- [Brief]:
Search the listing below for the string "annotation" and show each line that contains it.

______

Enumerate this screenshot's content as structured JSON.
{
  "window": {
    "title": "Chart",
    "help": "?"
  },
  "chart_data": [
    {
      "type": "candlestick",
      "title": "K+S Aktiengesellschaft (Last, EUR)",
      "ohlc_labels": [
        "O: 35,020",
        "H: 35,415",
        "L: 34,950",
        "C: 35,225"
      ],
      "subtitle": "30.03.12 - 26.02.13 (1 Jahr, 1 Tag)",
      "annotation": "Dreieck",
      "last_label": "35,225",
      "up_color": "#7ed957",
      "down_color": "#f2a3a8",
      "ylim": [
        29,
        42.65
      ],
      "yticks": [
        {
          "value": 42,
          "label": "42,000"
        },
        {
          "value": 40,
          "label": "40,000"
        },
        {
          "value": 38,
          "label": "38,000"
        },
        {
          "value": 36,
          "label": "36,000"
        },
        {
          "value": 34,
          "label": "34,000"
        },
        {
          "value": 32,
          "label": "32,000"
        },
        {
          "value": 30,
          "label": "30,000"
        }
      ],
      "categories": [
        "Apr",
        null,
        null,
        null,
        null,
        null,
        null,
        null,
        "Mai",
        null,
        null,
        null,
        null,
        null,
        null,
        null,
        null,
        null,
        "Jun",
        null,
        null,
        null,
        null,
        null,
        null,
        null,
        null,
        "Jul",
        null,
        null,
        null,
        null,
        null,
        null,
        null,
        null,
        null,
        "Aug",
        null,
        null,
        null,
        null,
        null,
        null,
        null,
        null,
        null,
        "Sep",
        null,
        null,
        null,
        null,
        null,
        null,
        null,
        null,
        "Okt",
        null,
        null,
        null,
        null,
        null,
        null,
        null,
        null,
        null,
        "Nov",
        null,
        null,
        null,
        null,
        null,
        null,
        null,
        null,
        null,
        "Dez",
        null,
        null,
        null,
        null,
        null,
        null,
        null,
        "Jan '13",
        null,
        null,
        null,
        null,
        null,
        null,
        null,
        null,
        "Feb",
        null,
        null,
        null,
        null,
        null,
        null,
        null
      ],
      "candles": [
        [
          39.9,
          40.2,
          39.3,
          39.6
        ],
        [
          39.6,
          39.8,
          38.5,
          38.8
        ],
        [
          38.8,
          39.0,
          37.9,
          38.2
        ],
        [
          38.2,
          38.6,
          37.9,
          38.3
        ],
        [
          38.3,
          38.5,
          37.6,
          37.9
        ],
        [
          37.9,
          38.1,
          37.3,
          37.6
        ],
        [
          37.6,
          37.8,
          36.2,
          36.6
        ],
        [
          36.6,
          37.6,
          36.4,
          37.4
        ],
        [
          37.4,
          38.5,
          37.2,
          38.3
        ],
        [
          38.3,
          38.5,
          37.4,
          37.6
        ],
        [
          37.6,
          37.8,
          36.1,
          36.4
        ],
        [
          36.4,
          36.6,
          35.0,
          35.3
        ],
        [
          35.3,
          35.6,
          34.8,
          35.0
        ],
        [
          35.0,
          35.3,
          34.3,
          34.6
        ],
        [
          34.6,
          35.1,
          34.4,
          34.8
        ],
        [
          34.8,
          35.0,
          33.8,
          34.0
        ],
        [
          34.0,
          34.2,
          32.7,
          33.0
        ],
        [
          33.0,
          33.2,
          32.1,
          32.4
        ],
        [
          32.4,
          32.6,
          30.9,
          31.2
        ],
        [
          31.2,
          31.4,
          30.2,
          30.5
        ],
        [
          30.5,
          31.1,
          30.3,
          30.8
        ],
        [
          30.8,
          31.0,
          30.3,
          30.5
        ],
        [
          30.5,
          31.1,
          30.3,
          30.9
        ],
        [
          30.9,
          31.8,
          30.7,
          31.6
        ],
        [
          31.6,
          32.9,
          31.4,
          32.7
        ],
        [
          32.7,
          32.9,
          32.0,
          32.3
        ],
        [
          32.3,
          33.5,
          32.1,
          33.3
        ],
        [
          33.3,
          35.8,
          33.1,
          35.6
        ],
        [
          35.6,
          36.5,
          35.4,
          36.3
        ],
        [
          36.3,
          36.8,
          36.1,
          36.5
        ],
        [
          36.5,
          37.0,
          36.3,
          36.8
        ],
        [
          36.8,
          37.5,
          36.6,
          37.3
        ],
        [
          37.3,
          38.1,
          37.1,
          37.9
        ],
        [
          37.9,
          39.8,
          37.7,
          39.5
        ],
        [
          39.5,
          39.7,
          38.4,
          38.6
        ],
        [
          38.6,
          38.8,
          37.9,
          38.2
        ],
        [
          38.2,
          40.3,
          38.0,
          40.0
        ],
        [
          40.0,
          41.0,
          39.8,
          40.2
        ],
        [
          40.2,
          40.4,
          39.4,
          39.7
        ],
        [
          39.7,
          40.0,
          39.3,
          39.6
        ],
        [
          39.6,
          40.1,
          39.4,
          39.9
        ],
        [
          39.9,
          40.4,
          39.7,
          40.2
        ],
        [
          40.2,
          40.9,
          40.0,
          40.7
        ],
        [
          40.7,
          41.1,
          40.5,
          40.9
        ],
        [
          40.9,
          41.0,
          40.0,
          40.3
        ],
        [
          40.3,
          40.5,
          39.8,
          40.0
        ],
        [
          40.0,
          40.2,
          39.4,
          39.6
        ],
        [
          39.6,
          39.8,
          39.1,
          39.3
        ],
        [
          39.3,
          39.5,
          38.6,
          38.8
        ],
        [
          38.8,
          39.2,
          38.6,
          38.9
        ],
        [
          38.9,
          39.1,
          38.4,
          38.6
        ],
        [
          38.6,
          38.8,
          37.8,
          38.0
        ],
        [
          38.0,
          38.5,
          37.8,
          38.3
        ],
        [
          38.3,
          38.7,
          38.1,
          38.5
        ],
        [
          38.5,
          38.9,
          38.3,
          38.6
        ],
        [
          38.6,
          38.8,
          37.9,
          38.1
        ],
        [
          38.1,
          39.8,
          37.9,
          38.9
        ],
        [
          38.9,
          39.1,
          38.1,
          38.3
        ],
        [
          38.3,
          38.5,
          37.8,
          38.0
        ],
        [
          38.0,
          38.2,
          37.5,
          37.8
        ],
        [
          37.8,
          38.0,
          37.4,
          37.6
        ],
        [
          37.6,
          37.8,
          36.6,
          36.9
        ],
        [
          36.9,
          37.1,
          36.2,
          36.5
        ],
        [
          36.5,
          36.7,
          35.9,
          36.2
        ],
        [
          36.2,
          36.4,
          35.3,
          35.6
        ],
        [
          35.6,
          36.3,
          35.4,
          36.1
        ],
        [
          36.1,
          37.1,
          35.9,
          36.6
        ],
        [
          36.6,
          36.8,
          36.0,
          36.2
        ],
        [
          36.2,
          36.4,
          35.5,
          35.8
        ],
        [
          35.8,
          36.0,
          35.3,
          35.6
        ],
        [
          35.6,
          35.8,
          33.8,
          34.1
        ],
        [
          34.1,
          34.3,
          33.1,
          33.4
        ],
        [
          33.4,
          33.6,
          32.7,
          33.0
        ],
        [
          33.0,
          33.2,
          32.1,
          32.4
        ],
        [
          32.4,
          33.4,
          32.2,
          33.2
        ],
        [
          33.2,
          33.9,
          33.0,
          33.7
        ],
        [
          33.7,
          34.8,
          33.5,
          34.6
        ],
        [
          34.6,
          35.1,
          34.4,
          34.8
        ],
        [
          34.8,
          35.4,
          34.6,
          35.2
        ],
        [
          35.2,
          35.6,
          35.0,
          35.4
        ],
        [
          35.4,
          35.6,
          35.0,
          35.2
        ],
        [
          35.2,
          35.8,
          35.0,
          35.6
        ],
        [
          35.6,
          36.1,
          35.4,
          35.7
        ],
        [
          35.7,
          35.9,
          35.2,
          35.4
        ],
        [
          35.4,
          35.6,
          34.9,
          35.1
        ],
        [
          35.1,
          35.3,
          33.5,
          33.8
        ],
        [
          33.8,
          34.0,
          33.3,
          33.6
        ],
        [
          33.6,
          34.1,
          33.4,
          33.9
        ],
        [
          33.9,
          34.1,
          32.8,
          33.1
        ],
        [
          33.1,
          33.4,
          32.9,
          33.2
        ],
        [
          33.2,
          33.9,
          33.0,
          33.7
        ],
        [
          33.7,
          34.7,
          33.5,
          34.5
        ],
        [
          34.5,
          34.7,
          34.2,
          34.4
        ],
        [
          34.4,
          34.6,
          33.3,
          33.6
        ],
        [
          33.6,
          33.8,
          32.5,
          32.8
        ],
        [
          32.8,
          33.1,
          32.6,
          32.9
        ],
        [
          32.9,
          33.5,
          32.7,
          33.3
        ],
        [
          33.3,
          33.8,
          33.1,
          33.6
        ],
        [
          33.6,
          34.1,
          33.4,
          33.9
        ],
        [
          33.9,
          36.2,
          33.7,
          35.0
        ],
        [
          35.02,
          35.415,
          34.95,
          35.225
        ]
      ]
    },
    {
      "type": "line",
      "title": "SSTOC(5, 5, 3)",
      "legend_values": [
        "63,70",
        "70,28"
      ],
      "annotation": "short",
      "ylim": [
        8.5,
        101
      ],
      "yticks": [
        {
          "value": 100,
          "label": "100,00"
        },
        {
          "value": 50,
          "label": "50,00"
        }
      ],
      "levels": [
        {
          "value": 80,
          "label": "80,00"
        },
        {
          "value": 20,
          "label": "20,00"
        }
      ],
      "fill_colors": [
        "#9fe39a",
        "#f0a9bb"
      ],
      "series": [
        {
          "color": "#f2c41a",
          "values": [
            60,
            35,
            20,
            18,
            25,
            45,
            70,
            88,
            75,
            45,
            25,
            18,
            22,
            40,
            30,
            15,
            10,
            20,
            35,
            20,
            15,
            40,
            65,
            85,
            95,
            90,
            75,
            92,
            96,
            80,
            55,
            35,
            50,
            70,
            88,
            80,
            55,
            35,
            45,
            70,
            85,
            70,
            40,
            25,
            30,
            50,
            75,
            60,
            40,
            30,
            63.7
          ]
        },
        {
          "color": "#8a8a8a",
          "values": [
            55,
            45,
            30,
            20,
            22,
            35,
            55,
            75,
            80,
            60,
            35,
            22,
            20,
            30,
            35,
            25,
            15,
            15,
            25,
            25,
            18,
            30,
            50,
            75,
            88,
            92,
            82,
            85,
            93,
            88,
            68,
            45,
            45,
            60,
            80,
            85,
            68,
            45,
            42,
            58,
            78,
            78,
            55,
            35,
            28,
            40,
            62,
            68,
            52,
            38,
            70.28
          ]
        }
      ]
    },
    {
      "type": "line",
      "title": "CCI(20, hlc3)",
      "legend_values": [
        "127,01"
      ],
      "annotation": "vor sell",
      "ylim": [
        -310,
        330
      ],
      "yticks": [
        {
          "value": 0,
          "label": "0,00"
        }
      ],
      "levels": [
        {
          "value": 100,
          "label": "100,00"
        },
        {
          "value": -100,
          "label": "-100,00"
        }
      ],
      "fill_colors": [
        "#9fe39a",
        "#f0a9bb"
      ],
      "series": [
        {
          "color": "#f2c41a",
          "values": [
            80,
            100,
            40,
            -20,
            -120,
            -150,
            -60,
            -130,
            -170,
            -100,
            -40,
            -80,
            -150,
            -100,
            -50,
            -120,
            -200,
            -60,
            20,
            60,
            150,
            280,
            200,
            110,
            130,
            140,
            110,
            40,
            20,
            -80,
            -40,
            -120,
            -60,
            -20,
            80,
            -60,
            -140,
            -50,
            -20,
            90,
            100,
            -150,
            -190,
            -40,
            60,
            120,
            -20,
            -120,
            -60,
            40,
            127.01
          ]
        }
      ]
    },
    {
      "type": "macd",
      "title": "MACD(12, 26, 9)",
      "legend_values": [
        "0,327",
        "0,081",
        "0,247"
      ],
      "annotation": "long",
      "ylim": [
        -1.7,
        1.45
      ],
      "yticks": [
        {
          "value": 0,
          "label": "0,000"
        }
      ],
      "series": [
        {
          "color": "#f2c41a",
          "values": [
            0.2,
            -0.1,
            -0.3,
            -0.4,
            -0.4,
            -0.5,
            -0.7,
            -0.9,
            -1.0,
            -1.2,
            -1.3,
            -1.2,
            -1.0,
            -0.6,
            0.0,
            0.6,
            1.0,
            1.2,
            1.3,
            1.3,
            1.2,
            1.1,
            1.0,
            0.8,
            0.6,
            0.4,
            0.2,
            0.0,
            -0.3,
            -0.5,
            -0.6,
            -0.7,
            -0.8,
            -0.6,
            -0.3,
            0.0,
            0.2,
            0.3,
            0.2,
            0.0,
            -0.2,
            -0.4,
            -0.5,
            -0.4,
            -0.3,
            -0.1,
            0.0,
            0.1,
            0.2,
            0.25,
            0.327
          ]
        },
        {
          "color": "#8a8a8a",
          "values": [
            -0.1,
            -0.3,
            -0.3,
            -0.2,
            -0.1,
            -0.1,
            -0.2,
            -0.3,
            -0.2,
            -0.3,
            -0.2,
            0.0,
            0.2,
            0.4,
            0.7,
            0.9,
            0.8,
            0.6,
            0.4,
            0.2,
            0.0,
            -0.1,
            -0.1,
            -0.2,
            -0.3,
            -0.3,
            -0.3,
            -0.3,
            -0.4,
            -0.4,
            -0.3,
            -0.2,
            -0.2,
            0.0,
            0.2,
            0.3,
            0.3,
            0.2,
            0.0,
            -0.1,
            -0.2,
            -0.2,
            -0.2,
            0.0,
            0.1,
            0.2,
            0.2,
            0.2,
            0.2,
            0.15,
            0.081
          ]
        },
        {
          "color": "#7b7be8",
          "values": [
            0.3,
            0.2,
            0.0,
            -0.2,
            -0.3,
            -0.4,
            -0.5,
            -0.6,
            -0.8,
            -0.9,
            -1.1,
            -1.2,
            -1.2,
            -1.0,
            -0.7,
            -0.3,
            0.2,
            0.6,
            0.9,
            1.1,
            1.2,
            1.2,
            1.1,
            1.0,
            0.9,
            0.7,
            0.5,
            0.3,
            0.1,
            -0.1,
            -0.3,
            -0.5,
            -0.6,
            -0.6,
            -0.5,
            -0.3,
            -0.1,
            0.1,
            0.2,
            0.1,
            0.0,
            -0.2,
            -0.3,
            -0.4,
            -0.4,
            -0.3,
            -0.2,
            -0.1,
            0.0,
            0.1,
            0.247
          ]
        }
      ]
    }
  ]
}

______

- [Correct answer]:
      "annotation": "Dreieck",
      "annotation": "short",
      "annotation": "vor sell",
      "annotation": "long",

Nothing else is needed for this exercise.